[Figure content listings]

_ _ _ _ _ _ _

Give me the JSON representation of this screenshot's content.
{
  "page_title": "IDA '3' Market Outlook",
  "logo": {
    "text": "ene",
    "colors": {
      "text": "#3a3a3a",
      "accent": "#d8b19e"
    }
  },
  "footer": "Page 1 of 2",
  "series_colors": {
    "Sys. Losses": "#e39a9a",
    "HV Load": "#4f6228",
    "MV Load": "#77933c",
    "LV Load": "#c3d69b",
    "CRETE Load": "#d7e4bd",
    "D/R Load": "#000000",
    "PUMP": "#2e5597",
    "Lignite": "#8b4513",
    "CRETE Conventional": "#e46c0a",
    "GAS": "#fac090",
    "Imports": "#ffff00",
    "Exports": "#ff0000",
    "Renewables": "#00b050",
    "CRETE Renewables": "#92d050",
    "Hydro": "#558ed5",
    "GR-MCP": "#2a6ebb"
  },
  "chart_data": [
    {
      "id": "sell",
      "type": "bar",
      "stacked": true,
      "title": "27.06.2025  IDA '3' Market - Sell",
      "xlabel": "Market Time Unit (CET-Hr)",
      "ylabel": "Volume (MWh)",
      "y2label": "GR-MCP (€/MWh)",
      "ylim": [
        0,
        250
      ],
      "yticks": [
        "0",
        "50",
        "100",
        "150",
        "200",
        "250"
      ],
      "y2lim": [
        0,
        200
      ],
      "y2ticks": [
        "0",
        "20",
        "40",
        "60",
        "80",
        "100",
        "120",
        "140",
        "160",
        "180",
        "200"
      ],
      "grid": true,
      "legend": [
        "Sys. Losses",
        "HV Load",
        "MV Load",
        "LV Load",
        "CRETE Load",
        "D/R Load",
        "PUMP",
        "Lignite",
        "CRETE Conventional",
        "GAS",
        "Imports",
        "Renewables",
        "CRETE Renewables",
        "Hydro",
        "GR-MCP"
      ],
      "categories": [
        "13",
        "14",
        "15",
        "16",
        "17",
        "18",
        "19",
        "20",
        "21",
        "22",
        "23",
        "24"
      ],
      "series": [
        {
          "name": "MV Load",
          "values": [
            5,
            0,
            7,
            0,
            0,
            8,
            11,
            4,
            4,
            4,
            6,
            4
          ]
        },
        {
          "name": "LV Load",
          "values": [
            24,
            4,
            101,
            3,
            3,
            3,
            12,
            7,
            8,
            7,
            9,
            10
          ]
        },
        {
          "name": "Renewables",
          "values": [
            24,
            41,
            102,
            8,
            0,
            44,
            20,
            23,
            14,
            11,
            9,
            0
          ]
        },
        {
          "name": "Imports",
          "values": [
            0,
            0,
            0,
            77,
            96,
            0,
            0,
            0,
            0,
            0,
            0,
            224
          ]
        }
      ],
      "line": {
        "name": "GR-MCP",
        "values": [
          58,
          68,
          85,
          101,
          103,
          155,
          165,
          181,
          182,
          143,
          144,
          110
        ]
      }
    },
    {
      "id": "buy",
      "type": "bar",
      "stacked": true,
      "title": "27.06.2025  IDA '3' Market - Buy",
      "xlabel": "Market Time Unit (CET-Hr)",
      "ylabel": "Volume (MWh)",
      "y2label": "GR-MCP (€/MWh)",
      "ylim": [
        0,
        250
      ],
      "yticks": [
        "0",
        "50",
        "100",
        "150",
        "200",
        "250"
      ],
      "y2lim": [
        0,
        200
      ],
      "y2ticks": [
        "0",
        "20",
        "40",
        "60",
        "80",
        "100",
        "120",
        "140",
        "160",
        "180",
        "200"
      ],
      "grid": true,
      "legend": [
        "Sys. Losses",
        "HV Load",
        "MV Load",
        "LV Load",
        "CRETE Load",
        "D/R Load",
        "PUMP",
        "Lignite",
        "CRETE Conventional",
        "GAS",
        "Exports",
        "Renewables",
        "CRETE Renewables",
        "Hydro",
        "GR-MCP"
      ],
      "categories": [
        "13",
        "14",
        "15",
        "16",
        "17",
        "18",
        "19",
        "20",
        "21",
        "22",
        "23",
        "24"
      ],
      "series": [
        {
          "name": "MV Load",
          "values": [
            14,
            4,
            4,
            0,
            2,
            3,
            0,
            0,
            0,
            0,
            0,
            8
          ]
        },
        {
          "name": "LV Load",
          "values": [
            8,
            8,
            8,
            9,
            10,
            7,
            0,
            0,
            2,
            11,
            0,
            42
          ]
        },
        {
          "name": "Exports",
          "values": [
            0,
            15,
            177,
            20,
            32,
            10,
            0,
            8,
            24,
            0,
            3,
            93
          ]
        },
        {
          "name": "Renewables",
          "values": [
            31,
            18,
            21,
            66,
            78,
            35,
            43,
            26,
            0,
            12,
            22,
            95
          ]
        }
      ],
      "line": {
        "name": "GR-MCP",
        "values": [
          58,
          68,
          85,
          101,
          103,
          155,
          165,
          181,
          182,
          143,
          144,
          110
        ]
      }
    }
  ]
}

_ _ _ _ _ _ _

## [Given exercise]
Output the whole listing above again, word for word.

## [Exercise response]
Give me the JSON representation of this screenshot's content.
{
  "page_title": "IDA '3' Market Outlook",
  "logo": {
    "text": "ene",
    "colors": {
      "text": "#3a3a3a",
      "accent": "#d8b19e"
    }
  },
  "footer": "Page 1 of 2",
  "series_colors": {
    "Sys. Losses": "#e39a9a",
    "HV Load": "#4f6228",
    "MV Load": "#77933c",
    "LV Load": "#c3d69b",
    "CRETE Load": "#d7e4bd",
    "D/R Load": "#000000",
    "PUMP": "#2e5597",
    "Lignite": "#8b4513",
    "CRETE Conventional": "#e46c0a",
    "GAS": "#fac090",
    "Imports": "#ffff00",
    "Exports": "#ff0000",
    "Renewables": "#00b050",
    "CRETE Renewables": "#92d050",
    "Hydro": "#558ed5",
    "GR-MCP": "#2a6ebb"
  },
  "chart_data": [
    {
      "id": "sell",
      "type": "bar",
      "stacked": true,
      "title": "27.06.2025  IDA '3' Market - Sell",
      "xlabel": "Market Time Unit (CET-Hr)",
      "ylabel": "Volume (MWh)",
      "y2label": "GR-MCP (€/MWh)",
      "ylim": [
        0,
        250
      ],
      "yticks": [
        "0",
        "50",
        "100",
        "150",
        "200",
        "250"
      ],
      "y2lim": [
        0,
        200
      ],
      "y2ticks": [
        "0",
        "20",
        "40",
        "60",
        "80",
        "100",
        "120",
        "140",
        "160",
        "180",
        "200"
      ],
      "grid": true,
      "legend": [
        "Sys. Losses",
        "HV Load",
        "MV Load",
        "LV Load",
        "CRETE Load",
        "D/R Load",
        "PUMP",
        "Lignite",
        "CRETE Conventional",
        "GAS",
        "Imports",
        "Renewables",
        "CRETE Renewables",
        "Hydro",
        "GR-MCP"
      ],
      "categories": [
        "13",
        "14",
        "15",
        "16",
        "17",
        "18",
        "19",
        "20",
        "21",
        "22",
        "23",
        "24"
      ],
      "series": [
        {
          "name": "MV Load",
          "values": [
            5,
            0,
            7,
            0,
            0,
            8,
            11,
            4,
            4,
            4,
            6,
            4
          ]
        },
        {
          "name": "LV Load",
          "values": [
            24,
            4,
            101,
            3,
            3,
            3,
            12,
            7,
            8,
            7,
            9,
            10
          ]
        },
        {
          "name": "Renewables",
          "values": [
            24,
            41,
            102,
            8,
            0,
            44,
            20,
            23,
            14,
            11,
            9,
            0
          ]
        },
        {
          "name": "Imports",
          "values": [
            0,
            0,
            0,
            77,
            96,
            0,
            0,
            0,
            0,
            0,
            0,
            224
          ]
        }
      ],
      "line": {
        "name": "GR-MCP",
        "values": [
          58,
          68,
          85,
          101,
          103,
          155,
          165,
          181,
          182,
          143,
          144,
          110
        ]
      }
    },
    {
      "id": "buy",
      "type": "bar",
      "stacked": true,
      "title": "27.06.2025  IDA '3' Market - Buy",
      "xlabel": "Market Time Unit (CET-Hr)",
      "ylabel": "Volume (MWh)",
      "y2label": "GR-MCP (€/MWh)",
      "ylim": [
        0,
        250
      ],
      "yticks": [
        "0",
        "50",
        "100",
        "150",
        "200",
        "250"
      ],
      "y2lim": [
        0,
        200
      ],
      "y2ticks": [
        "0",
        "20",
        "40",
        "60",
        "80",
        "100",
        "120",
        "140",
        "160",
        "180",
        "200"
      ],
      "grid": true,
      "legend": [
        "Sys. Losses",
        "HV Load",
        "MV Load",
        "LV Load",
        "CRETE Load",
        "D/R Load",
        "PUMP",
        "Lignite",
        "CRETE Conventional",
        "GAS",
        "Exports",
        "Renewables",
        "CRETE Renewables",
        "Hydro",
        "GR-MCP"
      ],
      "categories": [
        "13",
        "14",
        "15",
        "16",
        "17",
        "18",
        "19",
        "20",
        "21",
        "22",
        "23",
        "24"
      ],
      "series": [
        {
          "name": "MV Load",
          "values": [
            14,
            4,
            4,
            0,
            2,
            3,
            0,
            0,
            0,
            0,
            0,
            8
          ]
        },
        {
          "name": "LV Load",
          "values": [
            8,
            8,
            8,
            9,
            10,
            7,
            0,
            0,
            2,
            11,
            0,
            42
          ]
        },
        {
          "name": "Exports",
          "values": [
            0,
            15,
            177,
            20,
            32,
            10,
            0,
            8,
            24,
            0,
            3,
            93
          ]
        },
        {
          "name": "Renewables",
          "values": [
            31,
            18,
            21,
            66,
            78,
            35,
            43,
            26,
            0,
            12,
            22,
            95
          ]
        }
      ],
      "line": {
        "name": "GR-MCP",
        "values": [
          58,
          68,
          85,
          101,
          103,
          155,
          165,
          181,
          182,
          143,
          144,
          110
        ]
      }
    }
  ]
}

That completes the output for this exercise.